# Text

++++

[tarantool-patches] Re: [PATCH 6/6] sql: allow to specify UNSIGNED column type

Vladislav Shpilevoy v.shpilevoy at tarantool.org
Fri Jul 19 00:13:59 MSK 2019


Why are you keep trying not to fix this obvious bug?
If that path is unreachable, then either delete it,
or add an assertion. Or fix this place.

On 18/07/2019 23:08, Vladislav Shpilevoy wrote:
> 
> 
> On 18/07/2019 22:56, n.pettik wrote:
>>
>>
>>> On 18 Jul 2019, at 23:18, Vladislav Shpilevoy <v.shpilevoy at tarantool.org <mailto:v.shpilevoy at tarantool.org>> wrote:
>>>
>>> Hi!
>>>
>>> Thanks for the fixes!
>>>
>>>>> -------------------------
>>>>> vdbe.c:307
>>>>>
>>>>>> case FIELD_TYPE_INTEGER:
>>>>>> case FIELD_TYPE_UNSIGNED:
>>>>>> if ((record->flags & MEM_Int) == MEM_Int)

++++

# Problem set
a) Quote the message from "[tarantool-patches] Re: [PATCH" up to and including "this obvious bug?".
b) Summarize the message in two sentences.
c) List every date and time that appears in the message.

# Dataset extract
++++

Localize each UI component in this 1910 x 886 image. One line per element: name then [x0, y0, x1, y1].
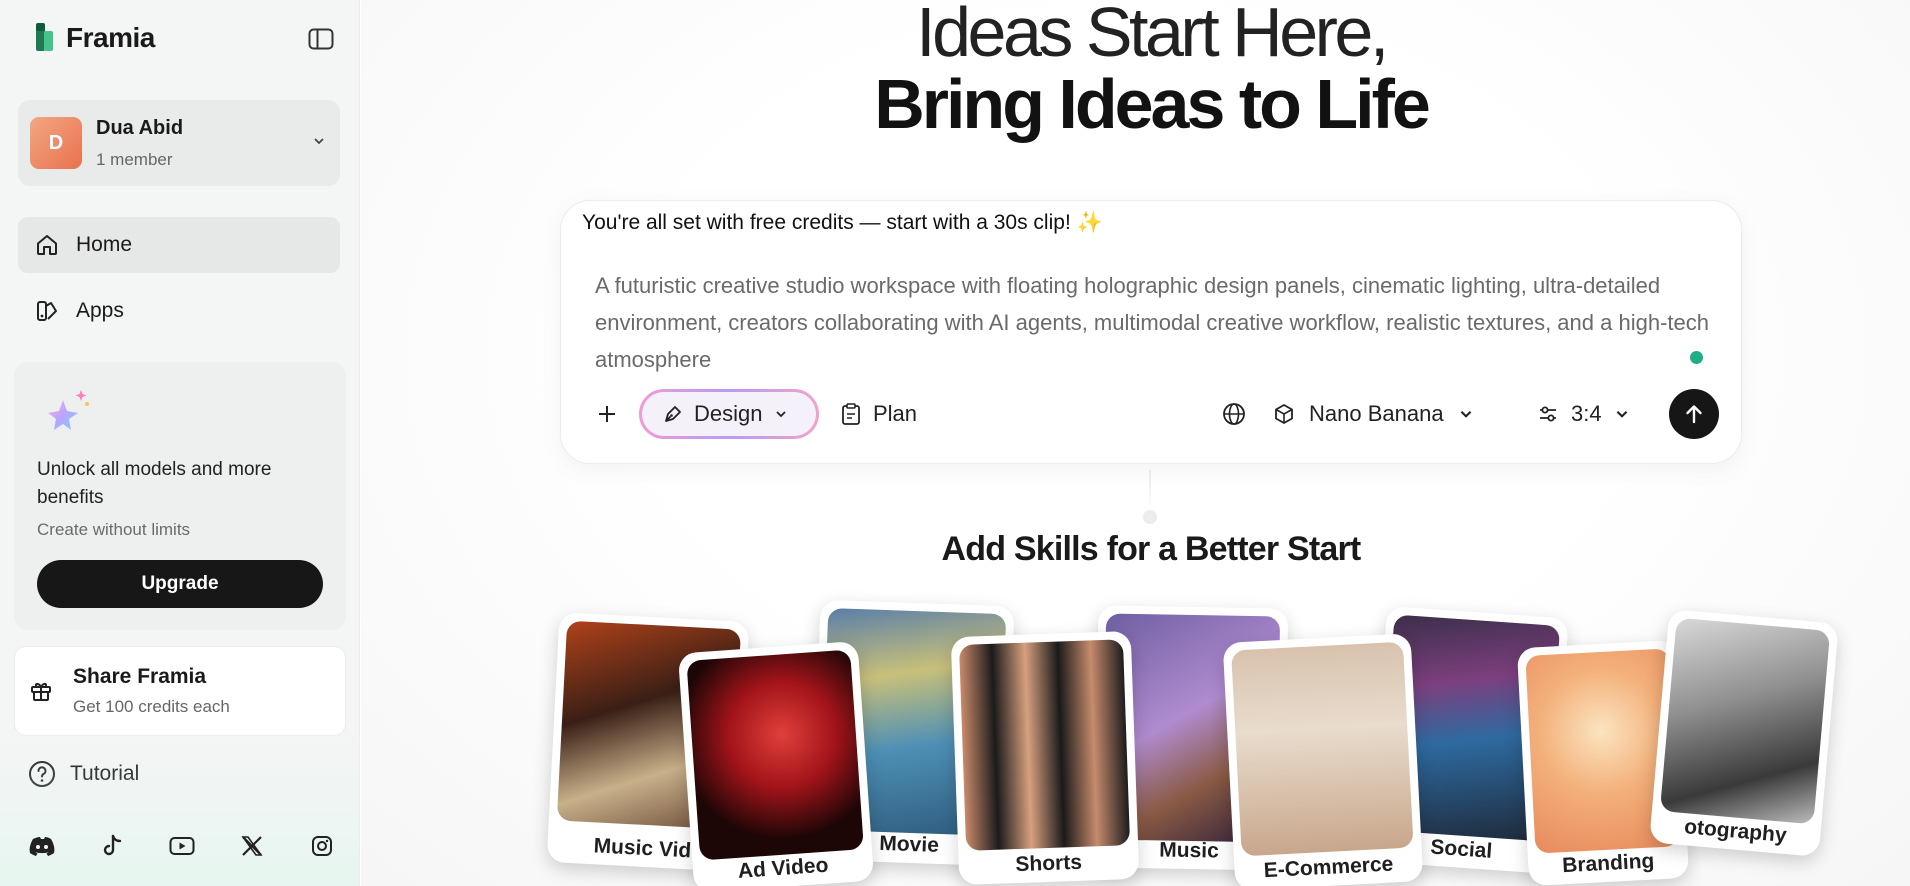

++++

# Solutions to the tasks
a)
[tarantool-patches] Re: [PATCH 6/6] sql: allow to specify UNSIGNED column type

Vladislav Shpilevoy v.shpilevoy at tarantool.org
Fri Jul 19 00:13:59 MSK 2019


Why are you keep trying not to fix this obvious bug?

b) In a reply on the tarantool-patches list about a patch that allows specifying an UNSIGNED column type in SQL, Vladislav Shpilevoy asks why an obvious bug keeps going unfixed. The message says that if the code path is unreachable it should be deleted or given an assertion, or else that place should be fixed.

c)
- Fri Jul 19 00:13:59 MSK 2019
- 18/07/2019 23:08
- 18/07/2019 22:56
- 18 Jul 2019, at 23:18